### WRITTEN PROBLEM
Copy the data exactly; pictures stay out of the copy.

(Dataset rows about figures)
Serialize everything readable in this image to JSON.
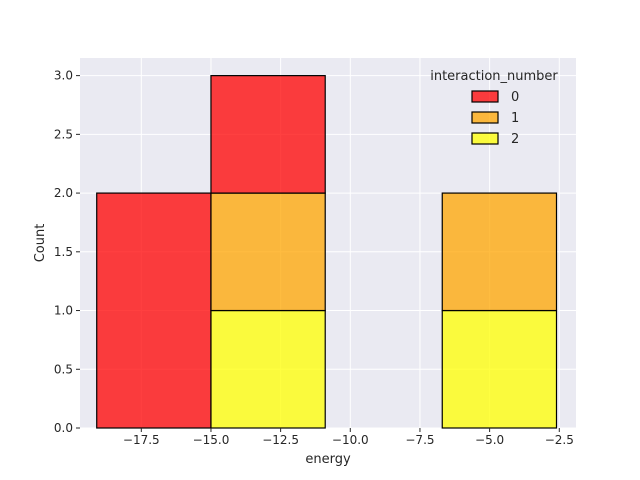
{
  "chart_data": {
    "type": "bar",
    "subtype": "stacked-histogram",
    "title": "",
    "xlabel": "energy",
    "ylabel": "Count",
    "xlim": [
      -19.7,
      -1.9
    ],
    "ylim": [
      0,
      3.15
    ],
    "xticks": [
      -17.5,
      -15.0,
      -12.5,
      -10.0,
      -7.5,
      -5.0,
      -2.5
    ],
    "xtick_labels": [
      "−17.5",
      "−15.0",
      "−12.5",
      "−10.0",
      "−7.5",
      "−5.0",
      "−2.5"
    ],
    "yticks": [
      0.0,
      0.5,
      1.0,
      1.5,
      2.0,
      2.5,
      3.0
    ],
    "ytick_labels": [
      "0.0",
      "0.5",
      "1.0",
      "1.5",
      "2.0",
      "2.5",
      "3.0"
    ],
    "bin_edges": [
      -19.1,
      -15.0,
      -10.9,
      -6.7,
      -2.6
    ],
    "grid": true,
    "legend": {
      "title": "interaction_number",
      "position": "top-right"
    },
    "series": [
      {
        "name": "0",
        "color": "#ff0000",
        "values": [
          2,
          1,
          0,
          0
        ]
      },
      {
        "name": "1",
        "color": "#ffa500",
        "values": [
          0,
          1,
          0,
          1
        ]
      },
      {
        "name": "2",
        "color": "#ffff00",
        "values": [
          0,
          1,
          0,
          1
        ]
      }
    ],
    "stack_order": [
      "2",
      "1",
      "0"
    ],
    "style": {
      "background": "#eaeaf2",
      "grid_color": "#ffffff",
      "edge_color": "#000000",
      "bar_opacity": 0.75
    }
  }
}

### EXERCISE OUTPUT
Serialize everything readable in this image to JSON.
{
  "chart_data": {
    "type": "bar",
    "subtype": "stacked-histogram",
    "title": "",
    "xlabel": "energy",
    "ylabel": "Count",
    "xlim": [
      -19.7,
      -1.9
    ],
    "ylim": [
      0,
      3.15
    ],
    "xticks": [
      -17.5,
      -15.0,
      -12.5,
      -10.0,
      -7.5,
      -5.0,
      -2.5
    ],
    "xtick_labels": [
      "−17.5",
      "−15.0",
      "−12.5",
      "−10.0",
      "−7.5",
      "−5.0",
      "−2.5"
    ],
    "yticks": [
      0.0,
      0.5,
      1.0,
      1.5,
      2.0,
      2.5,
      3.0
    ],
    "ytick_labels": [
      "0.0",
      "0.5",
      "1.0",
      "1.5",
      "2.0",
      "2.5",
      "3.0"
    ],
    "bin_edges": [
      -19.1,
      -15.0,
      -10.9,
      -6.7,
      -2.6
    ],
    "grid": true,
    "legend": {
      "title": "interaction_number",
      "position": "top-right"
    },
    "series": [
      {
        "name": "0",
        "color": "#ff0000",
        "values": [
          2,
          1,
          0,
          0
        ]
      },
      {
        "name": "1",
        "color": "#ffa500",
        "values": [
          0,
          1,
          0,
          1
        ]
      },
      {
        "name": "2",
        "color": "#ffff00",
        "values": [
          0,
          1,
          0,
          1
        ]
      }
    ],
    "stack_order": [
      "2",
      "1",
      "0"
    ],
    "style": {
      "background": "#eaeaf2",
      "grid_color": "#ffffff",
      "edge_color": "#000000",
      "bar_opacity": 0.75
    }
  }
}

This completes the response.